Instructions to follow – In the data below, find every line with the string "machine" and pull it out.

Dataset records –
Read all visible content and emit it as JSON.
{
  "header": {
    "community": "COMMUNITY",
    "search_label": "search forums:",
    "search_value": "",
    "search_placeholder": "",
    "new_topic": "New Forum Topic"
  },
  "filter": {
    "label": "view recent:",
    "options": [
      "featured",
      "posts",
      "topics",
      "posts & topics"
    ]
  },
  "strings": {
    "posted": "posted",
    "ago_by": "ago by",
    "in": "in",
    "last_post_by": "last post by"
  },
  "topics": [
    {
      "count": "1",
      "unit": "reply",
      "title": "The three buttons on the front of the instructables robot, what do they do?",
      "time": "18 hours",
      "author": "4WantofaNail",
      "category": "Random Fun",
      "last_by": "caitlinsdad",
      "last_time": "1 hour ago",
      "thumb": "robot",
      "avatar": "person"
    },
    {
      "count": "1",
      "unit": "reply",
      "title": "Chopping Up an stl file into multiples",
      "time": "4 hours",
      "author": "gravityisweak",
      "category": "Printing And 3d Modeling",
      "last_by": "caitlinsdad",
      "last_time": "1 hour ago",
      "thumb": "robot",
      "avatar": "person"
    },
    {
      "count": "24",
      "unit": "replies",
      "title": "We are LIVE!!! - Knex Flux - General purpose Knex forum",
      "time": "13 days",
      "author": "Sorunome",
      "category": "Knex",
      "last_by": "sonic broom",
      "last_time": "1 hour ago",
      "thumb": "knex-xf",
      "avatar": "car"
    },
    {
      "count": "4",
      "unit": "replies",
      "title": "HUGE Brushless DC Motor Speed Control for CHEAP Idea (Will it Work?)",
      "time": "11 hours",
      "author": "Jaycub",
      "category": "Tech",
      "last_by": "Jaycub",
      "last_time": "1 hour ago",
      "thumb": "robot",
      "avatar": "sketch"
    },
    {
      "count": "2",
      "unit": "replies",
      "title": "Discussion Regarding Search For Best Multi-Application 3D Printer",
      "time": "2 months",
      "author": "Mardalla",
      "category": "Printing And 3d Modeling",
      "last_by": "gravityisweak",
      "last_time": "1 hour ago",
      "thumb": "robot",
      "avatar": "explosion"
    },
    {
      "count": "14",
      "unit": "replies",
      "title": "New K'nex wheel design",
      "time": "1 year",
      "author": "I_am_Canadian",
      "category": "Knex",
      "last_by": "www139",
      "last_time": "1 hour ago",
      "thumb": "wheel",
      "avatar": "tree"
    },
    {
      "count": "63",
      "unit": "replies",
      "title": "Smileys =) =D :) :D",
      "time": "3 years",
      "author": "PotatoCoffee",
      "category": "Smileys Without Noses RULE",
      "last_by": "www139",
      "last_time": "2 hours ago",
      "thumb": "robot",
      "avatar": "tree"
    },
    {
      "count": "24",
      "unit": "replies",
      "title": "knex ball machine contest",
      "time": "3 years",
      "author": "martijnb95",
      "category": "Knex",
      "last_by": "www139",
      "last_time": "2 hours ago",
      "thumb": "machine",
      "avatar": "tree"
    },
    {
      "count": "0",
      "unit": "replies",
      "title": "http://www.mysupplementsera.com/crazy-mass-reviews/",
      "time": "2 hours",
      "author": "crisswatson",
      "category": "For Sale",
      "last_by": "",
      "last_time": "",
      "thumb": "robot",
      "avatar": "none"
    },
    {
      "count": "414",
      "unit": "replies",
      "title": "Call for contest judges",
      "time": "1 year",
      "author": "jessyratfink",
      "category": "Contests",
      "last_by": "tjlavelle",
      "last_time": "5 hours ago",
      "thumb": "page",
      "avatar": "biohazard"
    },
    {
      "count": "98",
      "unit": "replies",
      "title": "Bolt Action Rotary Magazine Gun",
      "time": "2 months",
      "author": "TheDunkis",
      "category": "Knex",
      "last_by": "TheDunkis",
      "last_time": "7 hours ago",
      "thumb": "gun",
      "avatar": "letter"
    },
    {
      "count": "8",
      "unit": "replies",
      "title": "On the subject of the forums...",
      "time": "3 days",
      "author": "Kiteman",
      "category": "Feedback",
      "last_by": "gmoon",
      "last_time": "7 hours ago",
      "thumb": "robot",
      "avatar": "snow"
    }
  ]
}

In response –
      "title": "knex ball machine contest",
      "thumb": "machine",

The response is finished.